Dataset rows:
....................
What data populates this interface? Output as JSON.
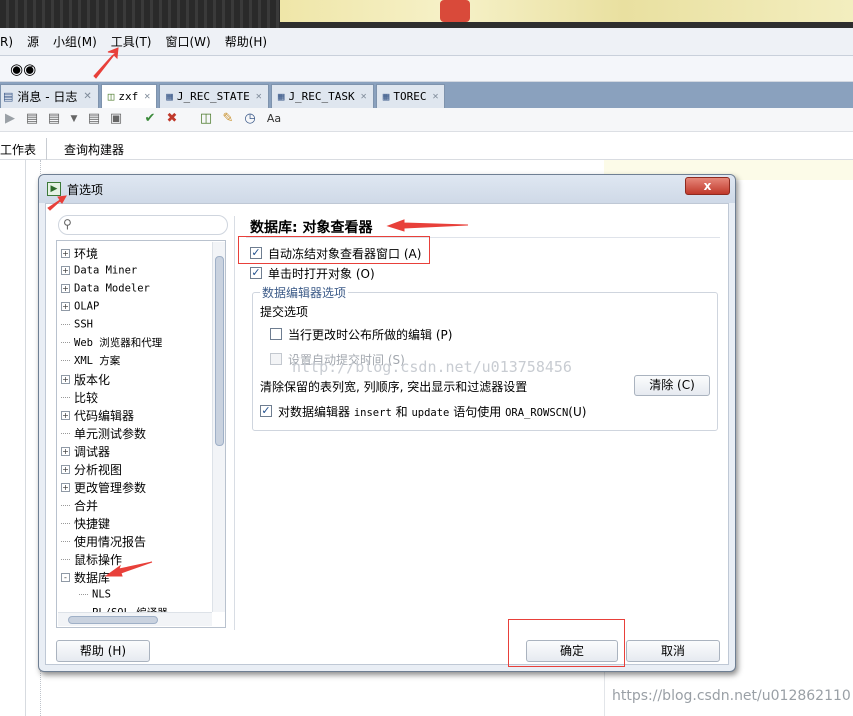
{
  "menubar": {
    "items": [
      "R)",
      "源",
      "小组(M)",
      "工具(T)",
      "窗口(W)",
      "帮助(H)"
    ]
  },
  "toolbar1": {
    "icon": "binoculars-icon",
    "dash": "-"
  },
  "doc_tabs": [
    {
      "label": "消息 - 日志",
      "icon": "list-icon"
    },
    {
      "label": "zxf",
      "icon": "sql-icon",
      "active": true
    },
    {
      "label": "J_REC_STATE",
      "icon": "table-icon"
    },
    {
      "label": "J_REC_TASK",
      "icon": "table-icon"
    },
    {
      "label": "TOREC",
      "icon": "table-icon"
    }
  ],
  "subtabs": [
    "工作表",
    "查询构建器"
  ],
  "dialog": {
    "title": "首选项",
    "close_label": "x",
    "tree": {
      "items": [
        {
          "label": "环境",
          "toggle": "+"
        },
        {
          "label": "Data Miner",
          "toggle": "+"
        },
        {
          "label": "Data Modeler",
          "toggle": "+"
        },
        {
          "label": "OLAP",
          "toggle": "+"
        },
        {
          "label": "SSH",
          "toggle": ""
        },
        {
          "label": "Web 浏览器和代理",
          "toggle": ""
        },
        {
          "label": "XML 方案",
          "toggle": ""
        },
        {
          "label": "版本化",
          "toggle": "+"
        },
        {
          "label": "比较",
          "toggle": ""
        },
        {
          "label": "代码编辑器",
          "toggle": "+"
        },
        {
          "label": "单元测试参数",
          "toggle": ""
        },
        {
          "label": "调试器",
          "toggle": "+"
        },
        {
          "label": "分析视图",
          "toggle": "+"
        },
        {
          "label": "更改管理参数",
          "toggle": "+"
        },
        {
          "label": "合并",
          "toggle": ""
        },
        {
          "label": "快捷键",
          "toggle": ""
        },
        {
          "label": "使用情况报告",
          "toggle": ""
        },
        {
          "label": "鼠标操作",
          "toggle": ""
        },
        {
          "label": "数据库",
          "toggle": "-"
        },
        {
          "label": "NLS",
          "toggle": "",
          "child": true
        },
        {
          "label": "PL/SQL 编译器",
          "toggle": "",
          "child": true
        }
      ]
    },
    "panel": {
      "title": "数据库: 对象查看器",
      "auto_freeze": {
        "label": "自动冻结对象查看器窗口 (A)",
        "checked": true
      },
      "single_click": {
        "label": "单击时打开对象 (O)",
        "checked": true
      },
      "group_title": "数据编辑器选项",
      "commit_options": "提交选项",
      "post_edits": {
        "label": "当行更改时公布所做的编辑 (P)",
        "checked": false
      },
      "auto_commit": {
        "label": "设置自动提交时间 (S)",
        "checked": false
      },
      "clear_text": "清除保留的表列宽, 列顺序, 突出显示和过滤器设置",
      "clear_button": "清除 (C)",
      "ora_rowscn": {
        "label_pre": "对数据编辑器",
        "kw1": "insert",
        "mid": "和",
        "kw2": "update",
        "label_post": "语句使用",
        "kw3": "ORA_ROWSCN",
        "hotkey": "(U)",
        "checked": true
      },
      "watermark": "http://blog.csdn.net/u013758456"
    },
    "help_button": "帮助 (H)",
    "ok_button": "确定",
    "cancel_button": "取消"
  },
  "watermark_bottom": "https://blog.csdn.net/u012862110",
  "colors": {
    "accent_red": "#e8403a",
    "tab_bar": "#8aa1be",
    "dialog_bg": "#e9eef5"
  }
}
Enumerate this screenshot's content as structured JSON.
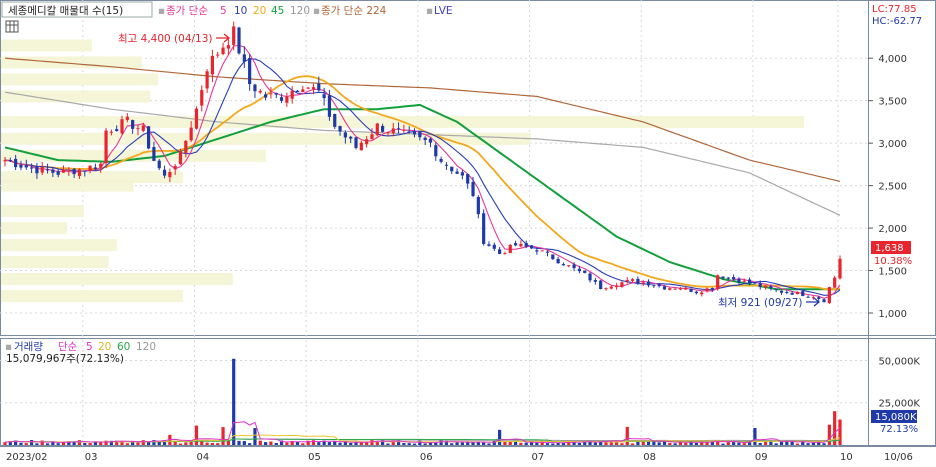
{
  "colors": {
    "up": "#e8242c",
    "down": "#1f3aa8",
    "ma5": "#e6389a",
    "ma10": "#2a3db8",
    "ma20": "#f2a81d",
    "ma45": "#13a03c",
    "ma120": "#a9a9a9",
    "ma224": "#b0673a",
    "lve": "#4040c0",
    "vma5": "#e032c8",
    "vma20": "#e8c830",
    "vma60": "#2aa84a",
    "vma120": "#999999",
    "profile": "#f4f4d4",
    "grid": "#d8d8d8",
    "frame": "#7a8aa0"
  },
  "price_legend": {
    "title": "세종메디칼 매물대 수(15)",
    "ma_prefix": "종가 단순",
    "ma_periods": [
      "5",
      "10",
      "20",
      "45",
      "120"
    ],
    "ma224_label": "종가 단순 224",
    "lve_label": "LVE"
  },
  "lc_hc": {
    "lc": "LC:77.85",
    "hc": "HC:-62.77"
  },
  "annotations": {
    "high": "최고 4,400 (04/13)",
    "low": "최저 921 (09/27)"
  },
  "price_axis": {
    "ticks": [
      "1,000",
      "1,500",
      "2,000",
      "2,500",
      "3,000",
      "3,500",
      "4,000"
    ]
  },
  "current_price": {
    "value": "1,638",
    "change": "10.38%"
  },
  "volume_legend": {
    "title": "거래량",
    "ma_prefix": "단순",
    "ma_periods": [
      "5",
      "20",
      "60",
      "120"
    ],
    "value": "15,079,967주(72.13%)"
  },
  "volume_axis": {
    "ticks": [
      "50,000K",
      "25,000K"
    ]
  },
  "current_volume": {
    "value": "15,080K",
    "change": "72.13%"
  },
  "date_axis": [
    "2023/02",
    "03",
    "04",
    "05",
    "06",
    "07",
    "08",
    "09",
    "10",
    "10/06"
  ],
  "chart_data": {
    "type": "candlestick",
    "price_ylim": [
      800,
      4450
    ],
    "volume_ylim": [
      0,
      55000
    ],
    "high": {
      "value": 4400,
      "date": "04/13"
    },
    "low": {
      "value": 921,
      "date": "09/27"
    },
    "last_close": 1638,
    "last_change_pct": 10.38,
    "last_volume_k": 15080,
    "volume_profile": [
      {
        "price": 3250,
        "weight": 0.97
      },
      {
        "price": 3050,
        "weight": 0.64
      },
      {
        "price": 2850,
        "weight": 0.32
      },
      {
        "price": 2600,
        "weight": 0.22
      },
      {
        "price": 2500,
        "weight": 0.16
      },
      {
        "price": 2200,
        "weight": 0.1
      },
      {
        "price": 2000,
        "weight": 0.08
      },
      {
        "price": 1800,
        "weight": 0.14
      },
      {
        "price": 1600,
        "weight": 0.13
      },
      {
        "price": 1400,
        "weight": 0.28
      },
      {
        "price": 1200,
        "weight": 0.22
      },
      {
        "price": 3550,
        "weight": 0.18
      },
      {
        "price": 3750,
        "weight": 0.19
      },
      {
        "price": 3950,
        "weight": 0.17
      },
      {
        "price": 4150,
        "weight": 0.11
      }
    ],
    "key_closes": [
      [
        0,
        2800
      ],
      [
        5,
        2700
      ],
      [
        10,
        2650
      ],
      [
        15,
        2700
      ],
      [
        18,
        2750
      ],
      [
        19,
        3150
      ],
      [
        23,
        3250
      ],
      [
        26,
        3150
      ],
      [
        28,
        2800
      ],
      [
        30,
        2600
      ],
      [
        33,
        2850
      ],
      [
        36,
        3400
      ],
      [
        38,
        3900
      ],
      [
        41,
        4150
      ],
      [
        43,
        4300
      ],
      [
        46,
        3700
      ],
      [
        49,
        3550
      ],
      [
        52,
        3550
      ],
      [
        56,
        3700
      ],
      [
        59,
        3600
      ],
      [
        62,
        3200
      ],
      [
        66,
        2950
      ],
      [
        70,
        3200
      ],
      [
        75,
        3100
      ],
      [
        80,
        3000
      ],
      [
        82,
        2800
      ],
      [
        86,
        2600
      ],
      [
        88,
        2400
      ],
      [
        90,
        1850
      ],
      [
        93,
        1700
      ],
      [
        96,
        1800
      ],
      [
        100,
        1750
      ],
      [
        103,
        1650
      ],
      [
        106,
        1550
      ],
      [
        109,
        1450
      ],
      [
        112,
        1300
      ],
      [
        115,
        1350
      ],
      [
        118,
        1380
      ],
      [
        121,
        1350
      ],
      [
        124,
        1300
      ],
      [
        127,
        1300
      ],
      [
        130,
        1250
      ],
      [
        133,
        1300
      ],
      [
        134,
        1450
      ],
      [
        137,
        1400
      ],
      [
        140,
        1350
      ],
      [
        143,
        1300
      ],
      [
        146,
        1250
      ],
      [
        149,
        1230
      ],
      [
        152,
        1200
      ],
      [
        154,
        1150
      ],
      [
        155,
        1300
      ],
      [
        156,
        1420
      ],
      [
        157,
        1638
      ]
    ],
    "ma120_path": [
      [
        0,
        3600
      ],
      [
        20,
        3400
      ],
      [
        40,
        3250
      ],
      [
        60,
        3150
      ],
      [
        80,
        3100
      ],
      [
        100,
        3050
      ],
      [
        120,
        2950
      ],
      [
        140,
        2650
      ],
      [
        157,
        2150
      ]
    ],
    "ma224_path": [
      [
        0,
        4000
      ],
      [
        20,
        3900
      ],
      [
        40,
        3780
      ],
      [
        60,
        3700
      ],
      [
        80,
        3650
      ],
      [
        100,
        3550
      ],
      [
        120,
        3250
      ],
      [
        140,
        2800
      ],
      [
        157,
        2550
      ]
    ],
    "ma45_path": [
      [
        0,
        2950
      ],
      [
        10,
        2800
      ],
      [
        20,
        2780
      ],
      [
        30,
        2850
      ],
      [
        40,
        3050
      ],
      [
        50,
        3250
      ],
      [
        60,
        3400
      ],
      [
        70,
        3400
      ],
      [
        78,
        3450
      ],
      [
        85,
        3250
      ],
      [
        95,
        2800
      ],
      [
        105,
        2350
      ],
      [
        115,
        1900
      ],
      [
        125,
        1600
      ],
      [
        135,
        1400
      ],
      [
        145,
        1280
      ],
      [
        157,
        1280
      ]
    ]
  }
}
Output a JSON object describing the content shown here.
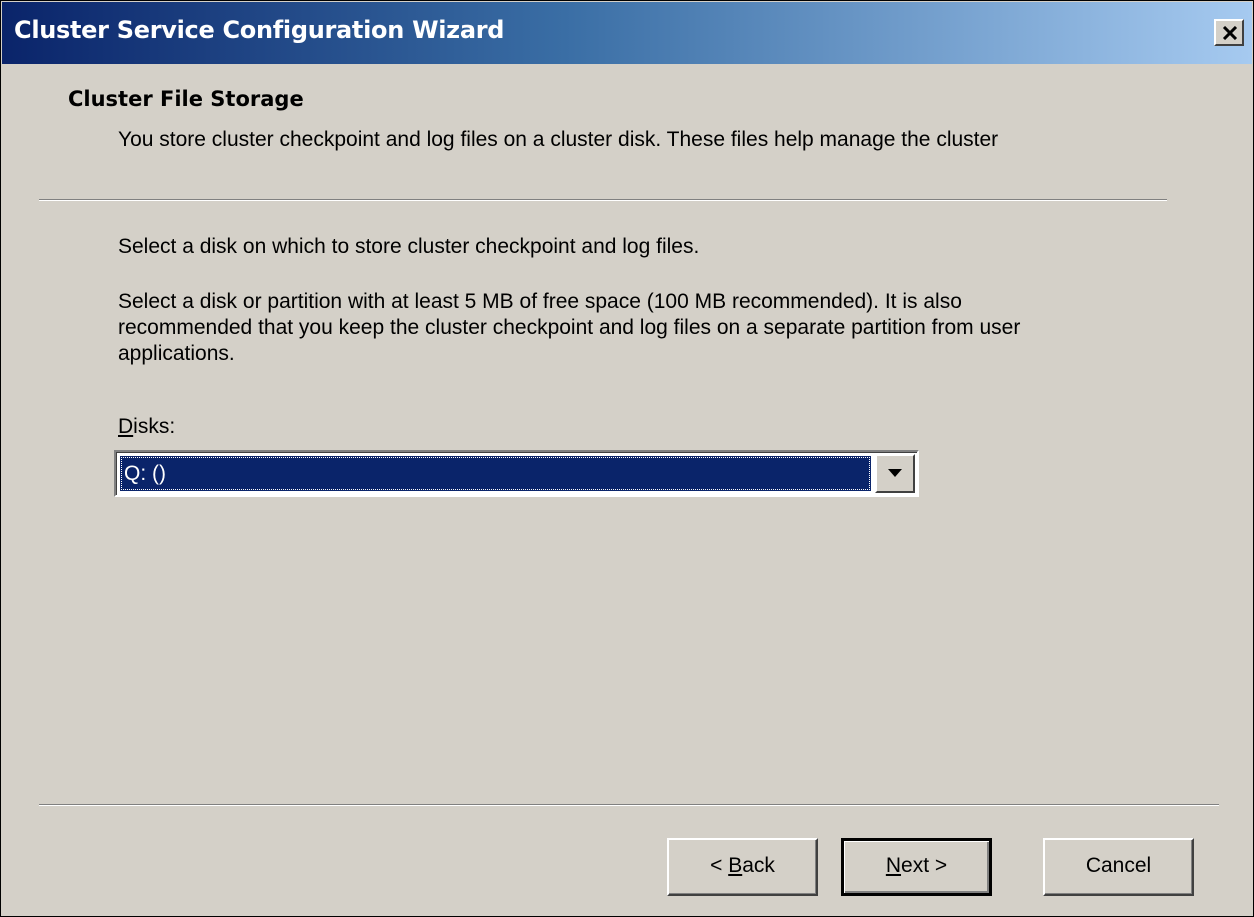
{
  "window": {
    "title": "Cluster Service Configuration Wizard",
    "close_icon": "close-icon"
  },
  "header": {
    "title": "Cluster File Storage",
    "description": "You store cluster checkpoint and log files on a cluster disk. These files help manage the cluster"
  },
  "body": {
    "instruction": "Select a disk on which to store cluster checkpoint and log files.",
    "recommendation": "Select a disk or partition with at least 5 MB of free space (100 MB recommended). It is also recommended that you keep the cluster checkpoint and log files on a separate partition from user applications.",
    "disks_label_mnemonic": "D",
    "disks_label_rest": "isks:",
    "disks_selected": "Q: ()"
  },
  "buttons": {
    "back_prefix": "< ",
    "back_mnemonic": "B",
    "back_rest": "ack",
    "next_mnemonic": "N",
    "next_rest": "ext >",
    "cancel": "Cancel"
  },
  "colors": {
    "title_gradient_start": "#0a246a",
    "title_gradient_end": "#a6caf0",
    "dialog_face": "#d4d0c8",
    "selection": "#0a246a"
  }
}
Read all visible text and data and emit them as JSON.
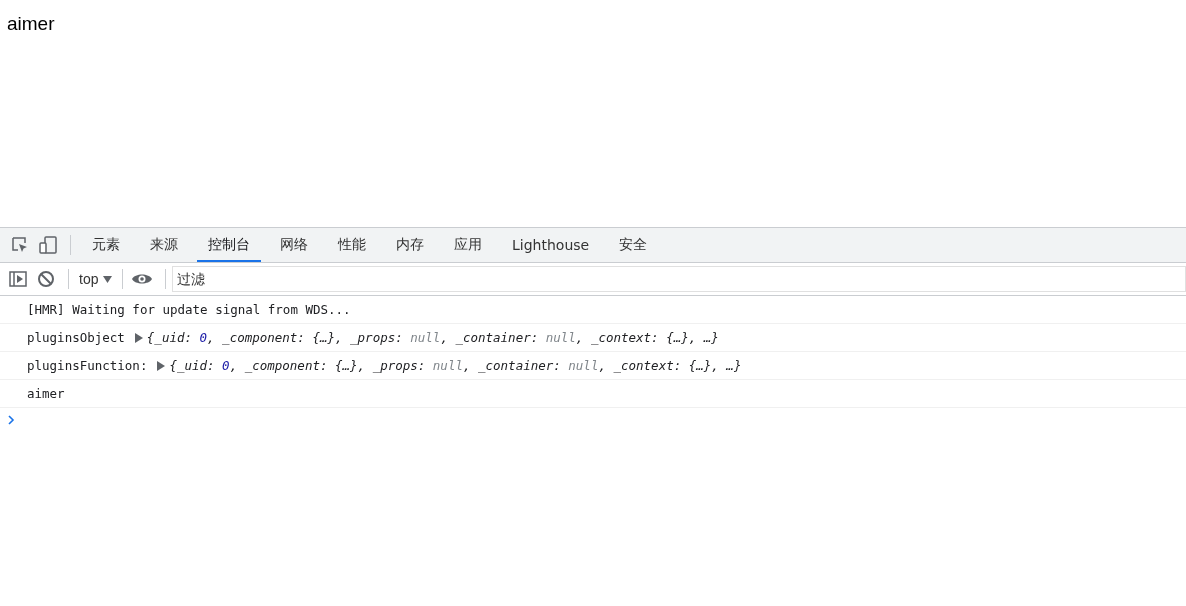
{
  "page": {
    "text": "aimer"
  },
  "devtools": {
    "tabs": [
      {
        "label": "元素",
        "selected": false
      },
      {
        "label": "来源",
        "selected": false
      },
      {
        "label": "控制台",
        "selected": true
      },
      {
        "label": "网络",
        "selected": false
      },
      {
        "label": "性能",
        "selected": false
      },
      {
        "label": "内存",
        "selected": false
      },
      {
        "label": "应用",
        "selected": false
      },
      {
        "label": "Lighthouse",
        "selected": false
      },
      {
        "label": "安全",
        "selected": false
      }
    ],
    "toolbar": {
      "context": "top",
      "filter": {
        "placeholder": "过滤"
      }
    },
    "messages": [
      {
        "kind": "text",
        "text": "[HMR] Waiting for update signal from WDS..."
      },
      {
        "kind": "object",
        "label": "pluginsObject",
        "preview": [
          {
            "kind": "plain",
            "text": "{_uid: "
          },
          {
            "kind": "number",
            "text": "0"
          },
          {
            "kind": "plain",
            "text": ", _component: {…}, _props: "
          },
          {
            "kind": "null",
            "text": "null"
          },
          {
            "kind": "plain",
            "text": ", _container: "
          },
          {
            "kind": "null",
            "text": "null"
          },
          {
            "kind": "plain",
            "text": ", _context: {…}, …}"
          }
        ]
      },
      {
        "kind": "object",
        "label": "pluginsFunction:",
        "preview": [
          {
            "kind": "plain",
            "text": "{_uid: "
          },
          {
            "kind": "number",
            "text": "0"
          },
          {
            "kind": "plain",
            "text": ", _component: {…}, _props: "
          },
          {
            "kind": "null",
            "text": "null"
          },
          {
            "kind": "plain",
            "text": ", _container: "
          },
          {
            "kind": "null",
            "text": "null"
          },
          {
            "kind": "plain",
            "text": ", _context: {…}, …}"
          }
        ]
      },
      {
        "kind": "text",
        "text": "aimer"
      }
    ]
  }
}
....................
Exercise directions.
Find all lines where the word "this" appears. Copy them.

Exercise output.
What data populates this interface? Output as JSON.
Enumerate this screenshot's content as structured JSON.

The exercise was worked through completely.